* _CHALLENGE_: Using the data below, gather each line that includes the word "messagedata".

Extracted data entries
____________________

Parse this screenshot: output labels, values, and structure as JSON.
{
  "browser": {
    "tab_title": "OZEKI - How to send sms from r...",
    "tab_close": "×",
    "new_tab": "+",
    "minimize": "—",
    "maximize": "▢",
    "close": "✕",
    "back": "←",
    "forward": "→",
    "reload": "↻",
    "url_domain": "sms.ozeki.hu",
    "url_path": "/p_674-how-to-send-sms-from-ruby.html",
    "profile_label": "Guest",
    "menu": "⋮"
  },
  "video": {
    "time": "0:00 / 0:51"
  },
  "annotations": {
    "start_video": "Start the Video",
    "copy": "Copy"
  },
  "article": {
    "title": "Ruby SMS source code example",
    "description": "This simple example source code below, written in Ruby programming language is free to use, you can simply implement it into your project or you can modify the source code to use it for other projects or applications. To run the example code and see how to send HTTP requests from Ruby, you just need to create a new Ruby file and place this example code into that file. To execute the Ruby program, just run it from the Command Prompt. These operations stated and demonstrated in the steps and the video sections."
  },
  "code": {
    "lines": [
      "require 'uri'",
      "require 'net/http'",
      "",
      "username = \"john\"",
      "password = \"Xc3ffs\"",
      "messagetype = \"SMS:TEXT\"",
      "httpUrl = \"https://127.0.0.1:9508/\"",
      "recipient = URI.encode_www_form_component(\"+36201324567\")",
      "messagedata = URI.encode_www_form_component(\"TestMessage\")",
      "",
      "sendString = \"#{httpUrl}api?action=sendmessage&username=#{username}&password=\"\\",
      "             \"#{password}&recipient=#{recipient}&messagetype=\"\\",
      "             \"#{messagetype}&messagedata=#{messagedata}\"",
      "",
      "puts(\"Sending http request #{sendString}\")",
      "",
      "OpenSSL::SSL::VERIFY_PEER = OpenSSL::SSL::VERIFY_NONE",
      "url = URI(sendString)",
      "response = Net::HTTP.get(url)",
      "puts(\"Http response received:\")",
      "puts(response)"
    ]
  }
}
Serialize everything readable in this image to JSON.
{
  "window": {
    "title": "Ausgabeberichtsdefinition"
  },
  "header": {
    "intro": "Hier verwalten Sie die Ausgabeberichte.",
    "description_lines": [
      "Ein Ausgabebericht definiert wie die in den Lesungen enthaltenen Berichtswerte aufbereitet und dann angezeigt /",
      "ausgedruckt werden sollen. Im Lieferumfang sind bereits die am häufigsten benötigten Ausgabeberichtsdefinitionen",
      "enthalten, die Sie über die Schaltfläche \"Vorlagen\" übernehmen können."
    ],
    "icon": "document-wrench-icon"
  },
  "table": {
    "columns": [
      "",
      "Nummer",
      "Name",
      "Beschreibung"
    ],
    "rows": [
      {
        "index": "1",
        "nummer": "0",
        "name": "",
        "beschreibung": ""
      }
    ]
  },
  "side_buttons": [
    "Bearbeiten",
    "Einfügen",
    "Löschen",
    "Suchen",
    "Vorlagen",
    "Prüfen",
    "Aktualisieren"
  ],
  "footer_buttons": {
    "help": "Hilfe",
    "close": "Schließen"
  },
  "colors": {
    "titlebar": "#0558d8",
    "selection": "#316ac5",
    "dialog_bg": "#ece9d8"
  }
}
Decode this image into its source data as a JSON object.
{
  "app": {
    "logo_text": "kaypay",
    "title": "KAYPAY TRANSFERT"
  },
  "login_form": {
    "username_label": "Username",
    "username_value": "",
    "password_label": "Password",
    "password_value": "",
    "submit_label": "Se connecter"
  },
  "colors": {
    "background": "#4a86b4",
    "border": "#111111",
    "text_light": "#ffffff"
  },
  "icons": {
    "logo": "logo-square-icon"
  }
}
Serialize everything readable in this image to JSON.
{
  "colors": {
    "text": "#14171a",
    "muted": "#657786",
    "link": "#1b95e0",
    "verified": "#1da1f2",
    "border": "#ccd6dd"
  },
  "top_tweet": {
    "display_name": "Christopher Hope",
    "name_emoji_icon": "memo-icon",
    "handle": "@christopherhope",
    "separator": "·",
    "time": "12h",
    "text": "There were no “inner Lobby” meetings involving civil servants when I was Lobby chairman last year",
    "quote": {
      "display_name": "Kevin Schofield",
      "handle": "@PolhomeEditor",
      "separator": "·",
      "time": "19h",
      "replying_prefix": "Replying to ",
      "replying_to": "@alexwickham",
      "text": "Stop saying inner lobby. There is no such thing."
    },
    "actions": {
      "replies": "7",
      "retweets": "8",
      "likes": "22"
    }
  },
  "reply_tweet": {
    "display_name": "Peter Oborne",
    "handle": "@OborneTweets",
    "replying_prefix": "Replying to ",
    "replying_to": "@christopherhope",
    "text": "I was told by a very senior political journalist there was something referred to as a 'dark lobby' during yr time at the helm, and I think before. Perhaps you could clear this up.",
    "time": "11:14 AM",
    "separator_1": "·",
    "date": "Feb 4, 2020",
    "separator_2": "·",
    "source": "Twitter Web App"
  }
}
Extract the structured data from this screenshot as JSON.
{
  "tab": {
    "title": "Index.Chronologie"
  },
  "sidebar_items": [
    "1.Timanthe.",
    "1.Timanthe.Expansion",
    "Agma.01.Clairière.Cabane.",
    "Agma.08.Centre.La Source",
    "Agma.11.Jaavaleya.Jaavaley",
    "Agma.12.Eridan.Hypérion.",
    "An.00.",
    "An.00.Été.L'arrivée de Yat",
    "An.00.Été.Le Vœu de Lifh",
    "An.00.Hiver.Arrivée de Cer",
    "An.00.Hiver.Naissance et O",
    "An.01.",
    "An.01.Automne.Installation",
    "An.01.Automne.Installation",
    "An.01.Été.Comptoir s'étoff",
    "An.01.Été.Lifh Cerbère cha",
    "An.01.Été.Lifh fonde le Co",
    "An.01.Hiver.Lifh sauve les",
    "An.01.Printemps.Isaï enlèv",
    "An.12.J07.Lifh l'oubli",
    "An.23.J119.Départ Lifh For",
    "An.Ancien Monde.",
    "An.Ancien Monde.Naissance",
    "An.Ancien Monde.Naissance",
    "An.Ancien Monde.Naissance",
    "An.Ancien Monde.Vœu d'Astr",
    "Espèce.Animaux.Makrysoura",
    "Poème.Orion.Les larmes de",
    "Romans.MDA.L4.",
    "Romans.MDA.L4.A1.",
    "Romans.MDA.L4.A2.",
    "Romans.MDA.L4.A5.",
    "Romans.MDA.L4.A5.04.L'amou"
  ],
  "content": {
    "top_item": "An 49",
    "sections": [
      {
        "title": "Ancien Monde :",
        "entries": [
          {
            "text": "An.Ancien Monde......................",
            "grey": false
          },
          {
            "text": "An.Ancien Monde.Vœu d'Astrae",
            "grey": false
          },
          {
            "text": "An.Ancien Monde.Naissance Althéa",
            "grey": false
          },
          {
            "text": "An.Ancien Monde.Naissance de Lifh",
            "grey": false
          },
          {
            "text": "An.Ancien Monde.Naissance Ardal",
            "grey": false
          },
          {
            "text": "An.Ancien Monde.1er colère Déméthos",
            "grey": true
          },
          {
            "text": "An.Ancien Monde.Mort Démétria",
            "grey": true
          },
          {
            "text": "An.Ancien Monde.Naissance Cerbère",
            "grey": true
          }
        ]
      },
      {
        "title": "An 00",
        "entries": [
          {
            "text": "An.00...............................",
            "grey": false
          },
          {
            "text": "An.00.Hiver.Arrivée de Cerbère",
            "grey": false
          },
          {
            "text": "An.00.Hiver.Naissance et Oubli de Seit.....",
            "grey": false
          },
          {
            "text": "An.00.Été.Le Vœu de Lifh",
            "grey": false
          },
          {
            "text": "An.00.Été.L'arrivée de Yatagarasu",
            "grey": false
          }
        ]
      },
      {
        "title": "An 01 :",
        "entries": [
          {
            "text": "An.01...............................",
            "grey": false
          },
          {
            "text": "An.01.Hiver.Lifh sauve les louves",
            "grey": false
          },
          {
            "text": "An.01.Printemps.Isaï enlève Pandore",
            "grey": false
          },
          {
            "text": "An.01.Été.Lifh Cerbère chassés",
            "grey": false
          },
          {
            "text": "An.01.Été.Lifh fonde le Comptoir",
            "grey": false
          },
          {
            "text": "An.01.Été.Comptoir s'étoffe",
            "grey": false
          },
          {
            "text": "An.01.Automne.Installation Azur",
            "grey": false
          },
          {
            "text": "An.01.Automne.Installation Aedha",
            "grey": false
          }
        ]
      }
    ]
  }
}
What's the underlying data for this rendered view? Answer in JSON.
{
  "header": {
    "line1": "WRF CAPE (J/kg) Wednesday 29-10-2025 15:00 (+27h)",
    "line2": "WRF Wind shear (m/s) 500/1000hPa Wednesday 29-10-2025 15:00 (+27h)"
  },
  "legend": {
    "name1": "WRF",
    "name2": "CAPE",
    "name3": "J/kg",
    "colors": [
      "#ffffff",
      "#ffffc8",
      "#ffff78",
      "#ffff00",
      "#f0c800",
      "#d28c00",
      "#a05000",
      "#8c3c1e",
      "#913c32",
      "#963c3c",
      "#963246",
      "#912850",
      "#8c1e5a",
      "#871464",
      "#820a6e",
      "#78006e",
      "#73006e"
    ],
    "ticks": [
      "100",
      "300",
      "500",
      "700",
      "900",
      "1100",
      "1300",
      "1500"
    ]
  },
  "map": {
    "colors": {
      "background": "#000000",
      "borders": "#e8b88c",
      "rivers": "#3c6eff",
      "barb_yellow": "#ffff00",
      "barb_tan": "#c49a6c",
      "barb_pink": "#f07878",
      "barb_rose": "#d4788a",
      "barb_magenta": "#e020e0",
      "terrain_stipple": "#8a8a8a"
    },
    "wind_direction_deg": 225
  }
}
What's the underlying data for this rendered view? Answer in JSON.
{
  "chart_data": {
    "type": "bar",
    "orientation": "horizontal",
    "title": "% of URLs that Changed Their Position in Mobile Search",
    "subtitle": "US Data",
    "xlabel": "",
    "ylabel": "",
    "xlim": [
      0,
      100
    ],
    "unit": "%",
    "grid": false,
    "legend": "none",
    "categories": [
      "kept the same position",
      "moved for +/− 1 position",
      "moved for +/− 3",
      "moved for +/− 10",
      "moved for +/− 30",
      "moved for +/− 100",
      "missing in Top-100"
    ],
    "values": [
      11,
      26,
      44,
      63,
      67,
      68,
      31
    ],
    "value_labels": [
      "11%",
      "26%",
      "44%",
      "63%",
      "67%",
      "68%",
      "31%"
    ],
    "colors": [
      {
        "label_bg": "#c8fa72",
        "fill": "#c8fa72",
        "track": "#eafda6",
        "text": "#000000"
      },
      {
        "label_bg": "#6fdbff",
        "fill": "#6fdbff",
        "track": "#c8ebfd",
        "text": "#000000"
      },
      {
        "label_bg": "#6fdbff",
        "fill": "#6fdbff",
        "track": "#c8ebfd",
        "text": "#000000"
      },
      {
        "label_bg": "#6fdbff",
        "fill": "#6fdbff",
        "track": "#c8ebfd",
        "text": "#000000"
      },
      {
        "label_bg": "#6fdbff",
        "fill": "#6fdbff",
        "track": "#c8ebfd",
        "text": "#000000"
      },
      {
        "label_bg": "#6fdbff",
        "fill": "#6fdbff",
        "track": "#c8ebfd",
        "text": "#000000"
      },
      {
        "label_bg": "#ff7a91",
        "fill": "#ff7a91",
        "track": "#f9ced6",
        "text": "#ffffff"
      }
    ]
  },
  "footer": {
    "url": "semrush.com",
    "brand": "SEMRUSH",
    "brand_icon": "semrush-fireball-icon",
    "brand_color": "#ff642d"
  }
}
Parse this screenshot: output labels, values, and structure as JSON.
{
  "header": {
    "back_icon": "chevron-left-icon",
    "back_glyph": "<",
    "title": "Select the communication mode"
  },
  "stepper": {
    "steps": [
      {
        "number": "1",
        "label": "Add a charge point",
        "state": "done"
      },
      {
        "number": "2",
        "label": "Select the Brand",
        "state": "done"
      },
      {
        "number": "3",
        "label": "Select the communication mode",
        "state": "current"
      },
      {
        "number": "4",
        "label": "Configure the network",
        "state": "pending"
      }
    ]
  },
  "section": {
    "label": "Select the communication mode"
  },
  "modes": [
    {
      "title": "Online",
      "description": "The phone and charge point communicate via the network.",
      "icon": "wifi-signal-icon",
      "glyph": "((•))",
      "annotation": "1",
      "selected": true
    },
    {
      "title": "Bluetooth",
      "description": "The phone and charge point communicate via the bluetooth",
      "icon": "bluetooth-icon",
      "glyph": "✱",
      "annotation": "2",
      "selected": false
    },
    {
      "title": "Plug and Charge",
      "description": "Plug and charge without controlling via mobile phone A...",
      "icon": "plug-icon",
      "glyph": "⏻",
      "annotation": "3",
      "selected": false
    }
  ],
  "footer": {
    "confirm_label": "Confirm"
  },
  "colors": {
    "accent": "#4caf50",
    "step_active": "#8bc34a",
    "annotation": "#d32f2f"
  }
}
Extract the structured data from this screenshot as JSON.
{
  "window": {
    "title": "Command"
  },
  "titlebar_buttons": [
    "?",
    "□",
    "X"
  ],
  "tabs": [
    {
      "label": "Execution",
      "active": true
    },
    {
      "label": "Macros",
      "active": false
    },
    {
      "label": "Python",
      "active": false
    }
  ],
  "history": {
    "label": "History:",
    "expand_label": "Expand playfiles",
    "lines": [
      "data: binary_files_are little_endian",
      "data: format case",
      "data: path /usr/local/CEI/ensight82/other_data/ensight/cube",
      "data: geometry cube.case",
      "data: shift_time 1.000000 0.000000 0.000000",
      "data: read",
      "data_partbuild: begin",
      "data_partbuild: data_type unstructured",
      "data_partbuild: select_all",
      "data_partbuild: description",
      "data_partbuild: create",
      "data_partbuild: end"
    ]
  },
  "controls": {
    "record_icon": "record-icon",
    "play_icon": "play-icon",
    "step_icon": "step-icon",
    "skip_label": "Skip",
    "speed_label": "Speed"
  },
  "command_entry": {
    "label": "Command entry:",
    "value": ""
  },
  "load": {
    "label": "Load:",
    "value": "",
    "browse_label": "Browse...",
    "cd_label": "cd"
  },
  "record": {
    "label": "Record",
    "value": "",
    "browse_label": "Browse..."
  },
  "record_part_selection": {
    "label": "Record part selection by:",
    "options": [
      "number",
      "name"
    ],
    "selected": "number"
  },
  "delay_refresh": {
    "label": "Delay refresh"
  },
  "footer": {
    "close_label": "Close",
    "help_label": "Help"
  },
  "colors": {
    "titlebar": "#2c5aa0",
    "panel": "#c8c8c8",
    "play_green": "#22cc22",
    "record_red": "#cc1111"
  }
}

____________________

* _SOLUTION FOR THIS EXERCISE_:
      "messagedata = URI.encode_www_form_component(\"TestMessage\")",
      "             \"#{messagetype}&messagedata=#{messagedata}\"",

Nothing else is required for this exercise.